■ Data excerpts ■
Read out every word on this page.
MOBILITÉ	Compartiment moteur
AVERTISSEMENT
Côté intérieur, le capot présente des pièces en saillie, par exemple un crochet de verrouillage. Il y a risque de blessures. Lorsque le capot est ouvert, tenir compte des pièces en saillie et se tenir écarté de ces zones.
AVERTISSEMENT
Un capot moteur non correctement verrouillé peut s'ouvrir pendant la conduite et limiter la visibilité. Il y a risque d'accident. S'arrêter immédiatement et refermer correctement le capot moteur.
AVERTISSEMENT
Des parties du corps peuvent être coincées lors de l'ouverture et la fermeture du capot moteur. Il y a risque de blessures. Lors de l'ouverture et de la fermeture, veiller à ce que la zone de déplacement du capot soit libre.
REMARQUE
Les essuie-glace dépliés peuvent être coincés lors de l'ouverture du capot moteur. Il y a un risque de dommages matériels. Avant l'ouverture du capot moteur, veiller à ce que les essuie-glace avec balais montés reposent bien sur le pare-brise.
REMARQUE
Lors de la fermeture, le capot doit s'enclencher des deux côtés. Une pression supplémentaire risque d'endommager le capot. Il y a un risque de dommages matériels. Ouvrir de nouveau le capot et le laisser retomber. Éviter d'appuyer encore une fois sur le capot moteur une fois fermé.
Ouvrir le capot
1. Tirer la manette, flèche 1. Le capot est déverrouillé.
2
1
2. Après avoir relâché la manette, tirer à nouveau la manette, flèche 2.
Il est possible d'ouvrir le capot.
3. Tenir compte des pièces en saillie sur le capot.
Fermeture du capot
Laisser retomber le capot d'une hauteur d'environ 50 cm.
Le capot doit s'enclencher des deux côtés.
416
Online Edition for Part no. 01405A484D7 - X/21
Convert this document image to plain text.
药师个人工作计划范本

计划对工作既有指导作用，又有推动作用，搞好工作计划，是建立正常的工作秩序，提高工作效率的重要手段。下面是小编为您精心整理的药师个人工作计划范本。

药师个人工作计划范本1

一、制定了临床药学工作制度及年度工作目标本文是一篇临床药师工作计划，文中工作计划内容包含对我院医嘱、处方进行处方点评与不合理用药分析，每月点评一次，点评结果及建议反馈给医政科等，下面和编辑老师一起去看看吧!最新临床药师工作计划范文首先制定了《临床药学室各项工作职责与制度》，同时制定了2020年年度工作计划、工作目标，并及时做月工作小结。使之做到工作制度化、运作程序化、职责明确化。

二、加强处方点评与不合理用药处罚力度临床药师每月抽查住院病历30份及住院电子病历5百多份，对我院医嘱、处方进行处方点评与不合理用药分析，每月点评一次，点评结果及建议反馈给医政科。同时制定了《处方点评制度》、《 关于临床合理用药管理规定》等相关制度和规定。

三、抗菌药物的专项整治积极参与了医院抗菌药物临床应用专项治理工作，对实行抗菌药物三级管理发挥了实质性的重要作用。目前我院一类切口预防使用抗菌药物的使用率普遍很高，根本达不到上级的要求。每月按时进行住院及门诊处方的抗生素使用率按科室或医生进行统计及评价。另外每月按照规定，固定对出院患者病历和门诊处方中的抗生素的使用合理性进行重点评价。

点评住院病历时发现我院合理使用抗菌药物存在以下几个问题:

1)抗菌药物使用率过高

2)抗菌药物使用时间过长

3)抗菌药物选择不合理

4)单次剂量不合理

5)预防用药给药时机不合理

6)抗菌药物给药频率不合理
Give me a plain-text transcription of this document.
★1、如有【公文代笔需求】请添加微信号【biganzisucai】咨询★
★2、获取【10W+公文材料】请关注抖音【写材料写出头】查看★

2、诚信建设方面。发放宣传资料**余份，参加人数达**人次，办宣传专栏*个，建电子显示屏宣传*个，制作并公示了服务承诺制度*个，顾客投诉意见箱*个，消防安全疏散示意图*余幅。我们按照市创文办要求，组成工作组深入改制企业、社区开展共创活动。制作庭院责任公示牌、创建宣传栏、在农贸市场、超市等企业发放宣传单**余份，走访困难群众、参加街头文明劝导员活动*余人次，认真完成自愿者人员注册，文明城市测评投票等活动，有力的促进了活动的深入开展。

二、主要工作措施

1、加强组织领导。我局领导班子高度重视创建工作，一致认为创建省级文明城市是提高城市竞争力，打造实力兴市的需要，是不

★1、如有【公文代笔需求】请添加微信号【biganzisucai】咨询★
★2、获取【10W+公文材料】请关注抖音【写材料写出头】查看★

■ What to work on ■
Reproduce each record shown above without altering a single word.

■ Answer to the exercise ■
Read out every word on this page.
MOBILITÉ	Compartiment moteur
AVERTISSEMENT
Côté intérieur, le capot présente des pièces en saillie, par exemple un crochet de verrouillage. Il y a risque de blessures. Lorsque le capot est ouvert, tenir compte des pièces en saillie et se tenir écarté de ces zones.
AVERTISSEMENT
Un capot moteur non correctement verrouillé peut s'ouvrir pendant la conduite et limiter la visibilité. Il y a risque d'accident. S'arrêter immédiatement et refermer correctement le capot moteur.
AVERTISSEMENT
Des parties du corps peuvent être coincées lors de l'ouverture et la fermeture du capot moteur. Il y a risque de blessures. Lors de l'ouverture et de la fermeture, veiller à ce que la zone de déplacement du capot soit libre.
REMARQUE
Les essuie-glace dépliés peuvent être coincés lors de l'ouverture du capot moteur. Il y a un risque de dommages matériels. Avant l'ouverture du capot moteur, veiller à ce que les essuie-glace avec balais montés reposent bien sur le pare-brise.
REMARQUE
Lors de la fermeture, le capot doit s'enclencher des deux côtés. Une pression supplémentaire risque d'endommager le capot. Il y a un risque de dommages matériels. Ouvrir de nouveau le capot et le laisser retomber. Éviter d'appuyer encore une fois sur le capot moteur une fois fermé.
Ouvrir le capot
1. Tirer la manette, flèche 1. Le capot est déverrouillé.
2
1
2. Après avoir relâché la manette, tirer à nouveau la manette, flèche 2.
Il est possible d'ouvrir le capot.
3. Tenir compte des pièces en saillie sur le capot.
Fermeture du capot
Laisser retomber le capot d'une hauteur d'environ 50 cm.
Le capot doit s'enclencher des deux côtés.
416
Online Edition for Part no. 01405A484D7 - X/21
Convert this document image to plain text.
药师个人工作计划范本

计划对工作既有指导作用，又有推动作用，搞好工作计划，是建立正常的工作秩序，提高工作效率的重要手段。下面是小编为您精心整理的药师个人工作计划范本。

药师个人工作计划范本1

一、制定了临床药学工作制度及年度工作目标本文是一篇临床药师工作计划，文中工作计划内容包含对我院医嘱、处方进行处方点评与不合理用药分析，每月点评一次，点评结果及建议反馈给医政科等，下面和编辑老师一起去看看吧!最新临床药师工作计划范文首先制定了《临床药学室各项工作职责与制度》，同时制定了2020年年度工作计划、工作目标，并及时做月工作小结。使之做到工作制度化、运作程序化、职责明确化。

二、加强处方点评与不合理用药处罚力度临床药师每月抽查住院病历30份及住院电子病历5百多份，对我院医嘱、处方进行处方点评与不合理用药分析，每月点评一次，点评结果及建议反馈给医政科。同时制定了《处方点评制度》、《 关于临床合理用药管理规定》等相关制度和规定。

三、抗菌药物的专项整治积极参与了医院抗菌药物临床应用专项治理工作，对实行抗菌药物三级管理发挥了实质性的重要作用。目前我院一类切口预防使用抗菌药物的使用率普遍很高，根本达不到上级的要求。每月按时进行住院及门诊处方的抗生素使用率按科室或医生进行统计及评价。另外每月按照规定，固定对出院患者病历和门诊处方中的抗生素的使用合理性进行重点评价。

点评住院病历时发现我院合理使用抗菌药物存在以下几个问题:

1)抗菌药物使用率过高

2)抗菌药物使用时间过长

3)抗菌药物选择不合理

4)单次剂量不合理

5)预防用药给药时机不合理

6)抗菌药物给药频率不合理
Give me a plain-text transcription of this document.
★1、如有【公文代笔需求】请添加微信号【biganzisucai】咨询★
★2、获取【10W+公文材料】请关注抖音【写材料写出头】查看★

2、诚信建设方面。发放宣传资料**余份，参加人数达**人次，办宣传专栏*个，建电子显示屏宣传*个，制作并公示了服务承诺制度*个，顾客投诉意见箱*个，消防安全疏散示意图*余幅。我们按照市创文办要求，组成工作组深入改制企业、社区开展共创活动。制作庭院责任公示牌、创建宣传栏、在农贸市场、超市等企业发放宣传单**余份，走访困难群众、参加街头文明劝导员活动*余人次，认真完成自愿者人员注册，文明城市测评投票等活动，有力的促进了活动的深入开展。

二、主要工作措施

1、加强组织领导。我局领导班子高度重视创建工作，一致认为创建省级文明城市是提高城市竞争力，打造实力兴市的需要，是不

★1、如有【公文代笔需求】请添加微信号【biganzisucai】咨询★
★2、获取【10W+公文材料】请关注抖音【写材料写出头】查看★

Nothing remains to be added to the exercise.